_WRITTEN REQUEST_
Go through the entries below and print each one exactly, leaving out pictures.

_ROWS_
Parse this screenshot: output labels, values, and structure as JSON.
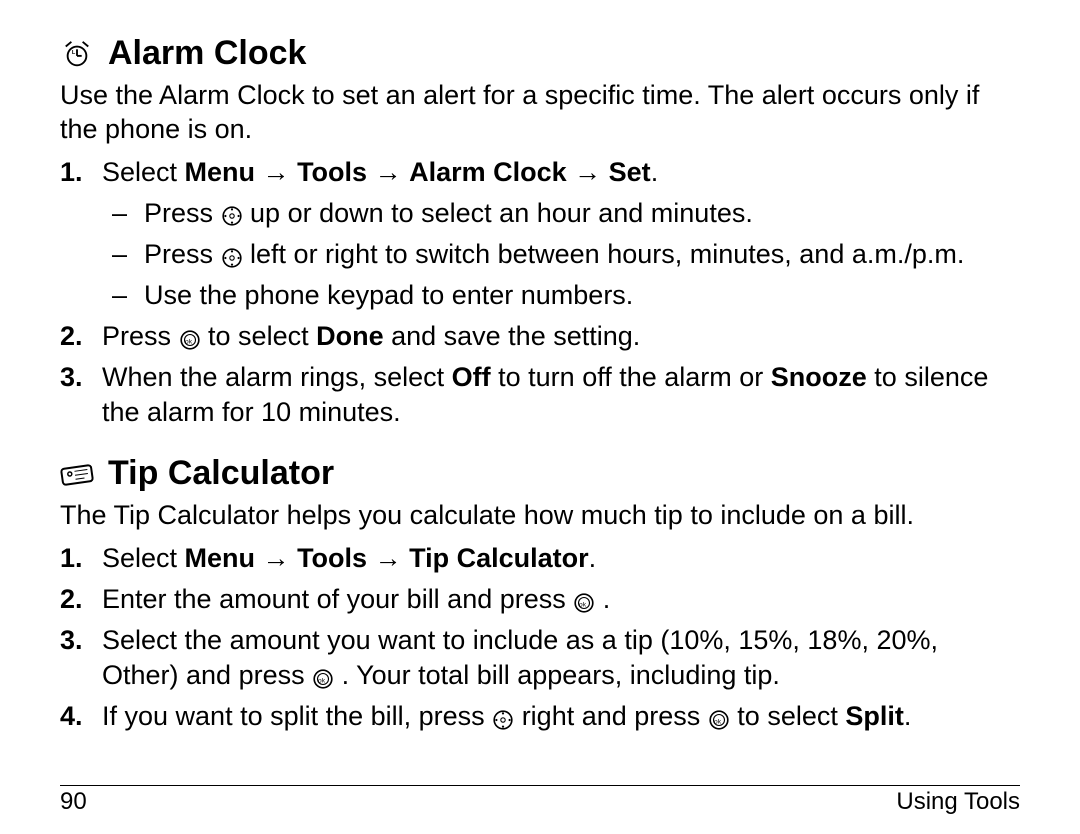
{
  "sections": {
    "alarm": {
      "title": "Alarm Clock",
      "intro": "Use the Alarm Clock to set an alert for a specific time. The alert occurs only if the phone is on.",
      "step1_prefix": "Select ",
      "step1_path_menu": "Menu",
      "step1_path_tools": "Tools",
      "step1_path_alarm": "Alarm Clock",
      "step1_path_set": "Set",
      "arrow": " → ",
      "period": ".",
      "sub1_a": "Press ",
      "sub1_b": " up or down to select an hour and minutes.",
      "sub2_a": "Press ",
      "sub2_b": " left or right to switch between hours, minutes, and a.m./p.m.",
      "sub3": "Use the phone keypad to enter numbers.",
      "step2_a": "Press ",
      "step2_b": " to select ",
      "step2_done": "Done",
      "step2_c": " and save the setting.",
      "step3_a": "When the alarm rings, select ",
      "step3_off": "Off",
      "step3_b": " to turn off the alarm or ",
      "step3_snooze": "Snooze",
      "step3_c": " to silence the alarm for 10 minutes."
    },
    "tip": {
      "title": "Tip Calculator",
      "intro": "The Tip Calculator helps you calculate how much tip to include on a bill.",
      "step1_prefix": "Select ",
      "step1_path_menu": "Menu",
      "step1_path_tools": "Tools",
      "step1_path_tc": "Tip Calculator",
      "step2_a": "Enter the amount of your bill and press ",
      "step2_b": " .",
      "step3_a": "Select the amount you want to include as a tip (10%, 15%, 18%, 20%, Other) and press ",
      "step3_b": " . Your total bill appears, including tip.",
      "step4_a": "If you want to split the bill, press ",
      "step4_b": " right and press ",
      "step4_c": " to select ",
      "step4_split": "Split",
      "step4_d": "."
    }
  },
  "footer": {
    "page_number": "90",
    "section_title": "Using Tools"
  }
}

_ANSWER BELOW_
Parse this screenshot: output labels, values, and structure as JSON.
{
  "sections": {
    "alarm": {
      "title": "Alarm Clock",
      "intro": "Use the Alarm Clock to set an alert for a specific time. The alert occurs only if the phone is on.",
      "step1_prefix": "Select ",
      "step1_path_menu": "Menu",
      "step1_path_tools": "Tools",
      "step1_path_alarm": "Alarm Clock",
      "step1_path_set": "Set",
      "arrow": " → ",
      "period": ".",
      "sub1_a": "Press ",
      "sub1_b": " up or down to select an hour and minutes.",
      "sub2_a": "Press ",
      "sub2_b": " left or right to switch between hours, minutes, and a.m./p.m.",
      "sub3": "Use the phone keypad to enter numbers.",
      "step2_a": "Press ",
      "step2_b": " to select ",
      "step2_done": "Done",
      "step2_c": " and save the setting.",
      "step3_a": "When the alarm rings, select ",
      "step3_off": "Off",
      "step3_b": " to turn off the alarm or ",
      "step3_snooze": "Snooze",
      "step3_c": " to silence the alarm for 10 minutes."
    },
    "tip": {
      "title": "Tip Calculator",
      "intro": "The Tip Calculator helps you calculate how much tip to include on a bill.",
      "step1_prefix": "Select ",
      "step1_path_menu": "Menu",
      "step1_path_tools": "Tools",
      "step1_path_tc": "Tip Calculator",
      "step2_a": "Enter the amount of your bill and press ",
      "step2_b": " .",
      "step3_a": "Select the amount you want to include as a tip (10%, 15%, 18%, 20%, Other) and press ",
      "step3_b": " . Your total bill appears, including tip.",
      "step4_a": "If you want to split the bill, press ",
      "step4_b": " right and press ",
      "step4_c": " to select ",
      "step4_split": "Split",
      "step4_d": "."
    }
  },
  "footer": {
    "page_number": "90",
    "section_title": "Using Tools"
  }
}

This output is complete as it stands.